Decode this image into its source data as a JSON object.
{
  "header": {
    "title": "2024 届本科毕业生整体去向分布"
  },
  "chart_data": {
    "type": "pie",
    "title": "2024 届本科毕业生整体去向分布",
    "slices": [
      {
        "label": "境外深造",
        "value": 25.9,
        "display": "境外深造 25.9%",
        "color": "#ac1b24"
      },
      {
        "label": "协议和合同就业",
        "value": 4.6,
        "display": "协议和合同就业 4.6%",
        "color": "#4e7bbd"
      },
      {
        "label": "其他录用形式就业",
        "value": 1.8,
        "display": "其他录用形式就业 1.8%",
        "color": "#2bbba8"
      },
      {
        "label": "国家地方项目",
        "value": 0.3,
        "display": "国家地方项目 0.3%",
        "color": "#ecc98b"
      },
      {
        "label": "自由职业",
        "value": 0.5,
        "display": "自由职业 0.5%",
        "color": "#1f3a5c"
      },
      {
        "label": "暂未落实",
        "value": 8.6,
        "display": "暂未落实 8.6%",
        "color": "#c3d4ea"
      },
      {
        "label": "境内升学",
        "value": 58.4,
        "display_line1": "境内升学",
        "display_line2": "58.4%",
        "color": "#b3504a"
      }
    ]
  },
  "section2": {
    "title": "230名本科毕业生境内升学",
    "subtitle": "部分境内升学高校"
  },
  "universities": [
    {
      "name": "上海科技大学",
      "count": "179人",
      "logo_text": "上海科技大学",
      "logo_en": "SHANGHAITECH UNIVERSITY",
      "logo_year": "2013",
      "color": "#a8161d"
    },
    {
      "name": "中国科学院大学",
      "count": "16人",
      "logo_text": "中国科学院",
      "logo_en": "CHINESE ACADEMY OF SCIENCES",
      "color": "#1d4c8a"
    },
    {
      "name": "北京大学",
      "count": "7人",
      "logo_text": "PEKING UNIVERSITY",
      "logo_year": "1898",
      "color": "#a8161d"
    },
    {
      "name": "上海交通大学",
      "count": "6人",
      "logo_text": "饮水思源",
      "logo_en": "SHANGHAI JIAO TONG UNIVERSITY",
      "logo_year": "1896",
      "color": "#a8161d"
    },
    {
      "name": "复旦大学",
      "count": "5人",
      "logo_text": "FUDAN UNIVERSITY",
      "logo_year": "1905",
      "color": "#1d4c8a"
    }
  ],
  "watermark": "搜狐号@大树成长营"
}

----------------------------------------

## Set exercise:
Would you write down every record again, exactly?

## Exercise result:
Decode this image into its source data as a JSON object.
{
  "header": {
    "title": "2024 届本科毕业生整体去向分布"
  },
  "chart_data": {
    "type": "pie",
    "title": "2024 届本科毕业生整体去向分布",
    "slices": [
      {
        "label": "境外深造",
        "value": 25.9,
        "display": "境外深造 25.9%",
        "color": "#ac1b24"
      },
      {
        "label": "协议和合同就业",
        "value": 4.6,
        "display": "协议和合同就业 4.6%",
        "color": "#4e7bbd"
      },
      {
        "label": "其他录用形式就业",
        "value": 1.8,
        "display": "其他录用形式就业 1.8%",
        "color": "#2bbba8"
      },
      {
        "label": "国家地方项目",
        "value": 0.3,
        "display": "国家地方项目 0.3%",
        "color": "#ecc98b"
      },
      {
        "label": "自由职业",
        "value": 0.5,
        "display": "自由职业 0.5%",
        "color": "#1f3a5c"
      },
      {
        "label": "暂未落实",
        "value": 8.6,
        "display": "暂未落实 8.6%",
        "color": "#c3d4ea"
      },
      {
        "label": "境内升学",
        "value": 58.4,
        "display_line1": "境内升学",
        "display_line2": "58.4%",
        "color": "#b3504a"
      }
    ]
  },
  "section2": {
    "title": "230名本科毕业生境内升学",
    "subtitle": "部分境内升学高校"
  },
  "universities": [
    {
      "name": "上海科技大学",
      "count": "179人",
      "logo_text": "上海科技大学",
      "logo_en": "SHANGHAITECH UNIVERSITY",
      "logo_year": "2013",
      "color": "#a8161d"
    },
    {
      "name": "中国科学院大学",
      "count": "16人",
      "logo_text": "中国科学院",
      "logo_en": "CHINESE ACADEMY OF SCIENCES",
      "color": "#1d4c8a"
    },
    {
      "name": "北京大学",
      "count": "7人",
      "logo_text": "PEKING UNIVERSITY",
      "logo_year": "1898",
      "color": "#a8161d"
    },
    {
      "name": "上海交通大学",
      "count": "6人",
      "logo_text": "饮水思源",
      "logo_en": "SHANGHAI JIAO TONG UNIVERSITY",
      "logo_year": "1896",
      "color": "#a8161d"
    },
    {
      "name": "复旦大学",
      "count": "5人",
      "logo_text": "FUDAN UNIVERSITY",
      "logo_year": "1905",
      "color": "#1d4c8a"
    }
  ],
  "watermark": "搜狐号@大树成长营"
}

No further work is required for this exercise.